▶ YOUR GOAL:
For the listing below, give the count of lines containing "publisher", and no other text.

(Collected data entries)
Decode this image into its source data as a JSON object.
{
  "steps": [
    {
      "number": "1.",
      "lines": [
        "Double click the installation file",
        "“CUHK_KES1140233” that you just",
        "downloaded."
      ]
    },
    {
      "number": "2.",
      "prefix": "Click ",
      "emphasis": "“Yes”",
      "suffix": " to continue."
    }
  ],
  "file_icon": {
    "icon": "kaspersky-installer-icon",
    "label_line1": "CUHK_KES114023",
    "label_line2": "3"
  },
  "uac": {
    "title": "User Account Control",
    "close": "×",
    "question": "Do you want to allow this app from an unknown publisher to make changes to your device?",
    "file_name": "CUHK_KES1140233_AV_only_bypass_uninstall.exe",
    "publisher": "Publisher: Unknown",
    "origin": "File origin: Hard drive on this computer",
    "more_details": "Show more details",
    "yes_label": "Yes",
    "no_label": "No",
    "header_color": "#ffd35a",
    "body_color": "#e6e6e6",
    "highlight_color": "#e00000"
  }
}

▶ OUTPUT FOR THIS EXERCISE:
2